Figure record extracts
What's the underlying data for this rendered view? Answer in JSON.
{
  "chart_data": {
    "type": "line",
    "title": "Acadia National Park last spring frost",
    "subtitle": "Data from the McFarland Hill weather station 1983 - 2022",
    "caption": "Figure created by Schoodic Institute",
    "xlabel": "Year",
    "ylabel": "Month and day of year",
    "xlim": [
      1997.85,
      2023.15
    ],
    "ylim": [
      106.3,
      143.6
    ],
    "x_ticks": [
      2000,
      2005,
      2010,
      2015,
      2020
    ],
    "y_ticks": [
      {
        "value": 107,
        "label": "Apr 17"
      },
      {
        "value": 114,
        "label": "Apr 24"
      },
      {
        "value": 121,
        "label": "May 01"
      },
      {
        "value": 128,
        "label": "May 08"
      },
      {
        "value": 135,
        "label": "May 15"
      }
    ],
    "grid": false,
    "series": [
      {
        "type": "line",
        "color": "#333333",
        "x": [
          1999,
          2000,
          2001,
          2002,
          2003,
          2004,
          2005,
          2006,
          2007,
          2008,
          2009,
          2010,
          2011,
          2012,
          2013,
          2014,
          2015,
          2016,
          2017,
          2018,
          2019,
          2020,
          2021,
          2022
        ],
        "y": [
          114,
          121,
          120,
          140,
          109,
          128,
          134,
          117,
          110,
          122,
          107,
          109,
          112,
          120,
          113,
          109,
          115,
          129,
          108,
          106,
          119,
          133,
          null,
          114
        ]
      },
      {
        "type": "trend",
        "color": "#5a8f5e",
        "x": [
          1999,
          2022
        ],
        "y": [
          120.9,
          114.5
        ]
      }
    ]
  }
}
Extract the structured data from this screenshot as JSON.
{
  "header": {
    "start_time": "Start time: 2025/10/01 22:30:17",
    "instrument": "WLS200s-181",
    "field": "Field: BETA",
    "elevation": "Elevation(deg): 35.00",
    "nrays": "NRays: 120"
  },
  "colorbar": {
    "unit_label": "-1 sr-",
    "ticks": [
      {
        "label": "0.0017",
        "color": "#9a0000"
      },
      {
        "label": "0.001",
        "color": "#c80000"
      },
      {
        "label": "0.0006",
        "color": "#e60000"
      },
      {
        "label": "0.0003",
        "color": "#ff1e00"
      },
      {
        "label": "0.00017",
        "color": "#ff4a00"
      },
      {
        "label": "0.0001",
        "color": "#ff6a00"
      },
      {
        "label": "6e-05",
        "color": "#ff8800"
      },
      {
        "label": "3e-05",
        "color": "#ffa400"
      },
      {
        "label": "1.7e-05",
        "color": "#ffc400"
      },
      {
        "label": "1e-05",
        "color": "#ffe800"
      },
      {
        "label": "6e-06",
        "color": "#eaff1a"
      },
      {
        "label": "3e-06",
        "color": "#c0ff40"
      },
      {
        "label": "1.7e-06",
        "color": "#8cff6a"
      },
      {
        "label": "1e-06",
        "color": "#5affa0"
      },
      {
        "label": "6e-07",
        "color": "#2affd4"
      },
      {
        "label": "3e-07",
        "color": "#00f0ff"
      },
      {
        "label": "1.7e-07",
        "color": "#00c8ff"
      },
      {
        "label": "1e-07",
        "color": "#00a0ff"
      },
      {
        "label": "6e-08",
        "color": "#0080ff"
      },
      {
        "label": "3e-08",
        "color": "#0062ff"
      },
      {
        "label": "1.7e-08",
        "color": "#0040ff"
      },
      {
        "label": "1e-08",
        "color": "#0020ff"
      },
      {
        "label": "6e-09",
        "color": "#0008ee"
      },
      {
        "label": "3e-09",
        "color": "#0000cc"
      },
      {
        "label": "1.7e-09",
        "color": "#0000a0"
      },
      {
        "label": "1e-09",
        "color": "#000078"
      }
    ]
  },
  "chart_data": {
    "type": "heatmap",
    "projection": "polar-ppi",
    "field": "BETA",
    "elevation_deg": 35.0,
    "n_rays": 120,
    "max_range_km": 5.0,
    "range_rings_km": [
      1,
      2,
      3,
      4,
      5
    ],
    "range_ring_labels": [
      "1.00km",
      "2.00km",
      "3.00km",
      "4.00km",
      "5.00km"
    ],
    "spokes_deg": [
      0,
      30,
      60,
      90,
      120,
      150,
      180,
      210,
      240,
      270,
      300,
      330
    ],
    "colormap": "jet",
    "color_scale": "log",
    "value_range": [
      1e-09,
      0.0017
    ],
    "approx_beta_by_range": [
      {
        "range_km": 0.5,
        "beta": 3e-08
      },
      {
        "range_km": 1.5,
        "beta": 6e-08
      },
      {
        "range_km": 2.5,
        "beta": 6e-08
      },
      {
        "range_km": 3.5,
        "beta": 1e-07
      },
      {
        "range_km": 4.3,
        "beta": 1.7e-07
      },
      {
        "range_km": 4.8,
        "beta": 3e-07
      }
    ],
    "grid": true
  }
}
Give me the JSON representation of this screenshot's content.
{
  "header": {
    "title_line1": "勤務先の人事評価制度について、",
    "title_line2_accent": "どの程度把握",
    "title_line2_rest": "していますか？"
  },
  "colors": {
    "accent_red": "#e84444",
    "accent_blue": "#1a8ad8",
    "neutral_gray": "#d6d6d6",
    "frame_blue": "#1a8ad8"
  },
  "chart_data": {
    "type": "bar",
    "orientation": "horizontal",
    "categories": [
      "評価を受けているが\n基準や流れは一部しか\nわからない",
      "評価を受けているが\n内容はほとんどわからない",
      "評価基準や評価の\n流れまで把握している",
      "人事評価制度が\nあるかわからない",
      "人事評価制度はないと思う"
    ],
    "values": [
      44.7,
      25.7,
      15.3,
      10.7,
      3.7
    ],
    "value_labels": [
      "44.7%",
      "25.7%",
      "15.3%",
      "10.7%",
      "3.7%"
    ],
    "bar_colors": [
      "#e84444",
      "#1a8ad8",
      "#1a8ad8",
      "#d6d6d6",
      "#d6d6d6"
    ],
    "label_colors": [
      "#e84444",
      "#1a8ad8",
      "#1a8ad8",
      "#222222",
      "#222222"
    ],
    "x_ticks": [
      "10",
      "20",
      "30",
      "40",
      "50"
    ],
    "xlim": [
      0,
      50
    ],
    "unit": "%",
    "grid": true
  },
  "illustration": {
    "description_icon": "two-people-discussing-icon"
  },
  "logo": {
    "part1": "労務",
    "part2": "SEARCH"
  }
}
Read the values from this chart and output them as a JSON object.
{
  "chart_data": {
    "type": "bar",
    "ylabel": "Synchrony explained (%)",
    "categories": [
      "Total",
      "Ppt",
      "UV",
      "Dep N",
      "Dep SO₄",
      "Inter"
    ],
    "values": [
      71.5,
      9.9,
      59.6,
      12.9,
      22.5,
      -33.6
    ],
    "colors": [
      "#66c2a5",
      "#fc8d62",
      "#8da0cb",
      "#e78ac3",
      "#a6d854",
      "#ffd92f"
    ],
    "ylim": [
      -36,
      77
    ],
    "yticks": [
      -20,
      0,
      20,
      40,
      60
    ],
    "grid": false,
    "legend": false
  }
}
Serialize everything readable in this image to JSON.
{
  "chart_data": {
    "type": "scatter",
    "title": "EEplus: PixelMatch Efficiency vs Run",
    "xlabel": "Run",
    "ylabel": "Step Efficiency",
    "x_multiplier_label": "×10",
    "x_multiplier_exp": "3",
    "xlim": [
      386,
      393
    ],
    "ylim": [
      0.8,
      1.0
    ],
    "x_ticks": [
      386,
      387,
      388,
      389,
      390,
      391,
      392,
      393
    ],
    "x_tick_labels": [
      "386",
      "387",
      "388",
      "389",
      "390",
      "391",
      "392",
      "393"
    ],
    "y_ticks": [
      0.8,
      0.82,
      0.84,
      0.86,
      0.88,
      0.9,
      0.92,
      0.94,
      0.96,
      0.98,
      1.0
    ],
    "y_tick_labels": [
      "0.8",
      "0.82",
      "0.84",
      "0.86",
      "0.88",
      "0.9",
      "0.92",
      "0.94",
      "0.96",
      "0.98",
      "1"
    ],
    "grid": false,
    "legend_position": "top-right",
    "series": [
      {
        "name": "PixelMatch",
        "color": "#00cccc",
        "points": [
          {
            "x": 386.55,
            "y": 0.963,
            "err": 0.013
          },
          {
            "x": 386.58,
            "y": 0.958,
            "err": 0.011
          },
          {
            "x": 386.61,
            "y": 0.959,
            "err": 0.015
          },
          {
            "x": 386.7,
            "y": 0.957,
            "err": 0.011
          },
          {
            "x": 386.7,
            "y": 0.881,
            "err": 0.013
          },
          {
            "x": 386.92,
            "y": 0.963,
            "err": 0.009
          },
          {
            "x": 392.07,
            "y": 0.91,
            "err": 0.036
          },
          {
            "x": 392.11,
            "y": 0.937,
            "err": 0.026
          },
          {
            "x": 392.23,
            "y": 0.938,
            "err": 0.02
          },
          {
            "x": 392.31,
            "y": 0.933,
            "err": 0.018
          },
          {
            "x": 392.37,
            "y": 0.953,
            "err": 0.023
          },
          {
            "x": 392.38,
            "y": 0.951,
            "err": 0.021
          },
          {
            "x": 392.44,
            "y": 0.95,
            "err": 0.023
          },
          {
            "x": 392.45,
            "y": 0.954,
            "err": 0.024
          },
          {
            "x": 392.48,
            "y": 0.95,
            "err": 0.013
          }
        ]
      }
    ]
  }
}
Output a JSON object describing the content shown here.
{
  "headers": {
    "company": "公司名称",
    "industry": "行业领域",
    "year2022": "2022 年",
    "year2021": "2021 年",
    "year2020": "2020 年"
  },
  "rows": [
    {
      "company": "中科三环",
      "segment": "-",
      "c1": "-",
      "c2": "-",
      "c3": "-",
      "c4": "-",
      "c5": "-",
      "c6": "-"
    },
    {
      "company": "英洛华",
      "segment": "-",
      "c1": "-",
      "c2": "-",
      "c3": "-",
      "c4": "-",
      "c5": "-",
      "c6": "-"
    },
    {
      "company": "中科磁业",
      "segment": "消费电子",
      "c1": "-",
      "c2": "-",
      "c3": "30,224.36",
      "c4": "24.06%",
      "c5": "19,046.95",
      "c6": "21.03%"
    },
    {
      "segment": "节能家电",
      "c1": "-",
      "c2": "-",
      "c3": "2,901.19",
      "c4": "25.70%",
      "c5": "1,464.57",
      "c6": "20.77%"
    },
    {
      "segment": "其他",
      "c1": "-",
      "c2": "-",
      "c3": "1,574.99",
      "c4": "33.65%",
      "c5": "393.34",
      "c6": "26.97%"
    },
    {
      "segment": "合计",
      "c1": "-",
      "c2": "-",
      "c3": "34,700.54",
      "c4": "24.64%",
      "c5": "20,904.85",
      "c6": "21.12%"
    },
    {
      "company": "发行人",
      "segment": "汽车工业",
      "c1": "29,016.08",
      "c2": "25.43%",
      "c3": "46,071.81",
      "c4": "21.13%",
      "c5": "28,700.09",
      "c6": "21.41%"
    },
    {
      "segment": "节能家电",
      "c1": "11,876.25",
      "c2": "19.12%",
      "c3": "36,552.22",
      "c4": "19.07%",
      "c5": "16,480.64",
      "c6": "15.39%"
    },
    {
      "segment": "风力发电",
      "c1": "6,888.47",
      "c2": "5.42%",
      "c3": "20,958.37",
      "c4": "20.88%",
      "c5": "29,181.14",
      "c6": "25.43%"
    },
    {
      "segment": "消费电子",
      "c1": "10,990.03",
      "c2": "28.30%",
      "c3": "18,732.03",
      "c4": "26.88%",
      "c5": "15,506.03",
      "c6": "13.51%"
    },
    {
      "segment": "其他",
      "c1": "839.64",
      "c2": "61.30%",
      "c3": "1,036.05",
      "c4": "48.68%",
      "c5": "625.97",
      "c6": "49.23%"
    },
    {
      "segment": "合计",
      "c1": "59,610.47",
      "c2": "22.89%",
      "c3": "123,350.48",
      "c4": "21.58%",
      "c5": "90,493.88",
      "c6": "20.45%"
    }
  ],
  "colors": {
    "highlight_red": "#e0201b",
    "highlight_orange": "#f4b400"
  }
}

• [Task brief]: Locate the word "type" in the data above. Copy every line carrying it.

• [Exercise result]:
    "type": "line",
        "type": "line",
        "type": "trend",
    "type": "heatmap",
    "type": "bar",
    "type": "bar",
    "type": "scatter",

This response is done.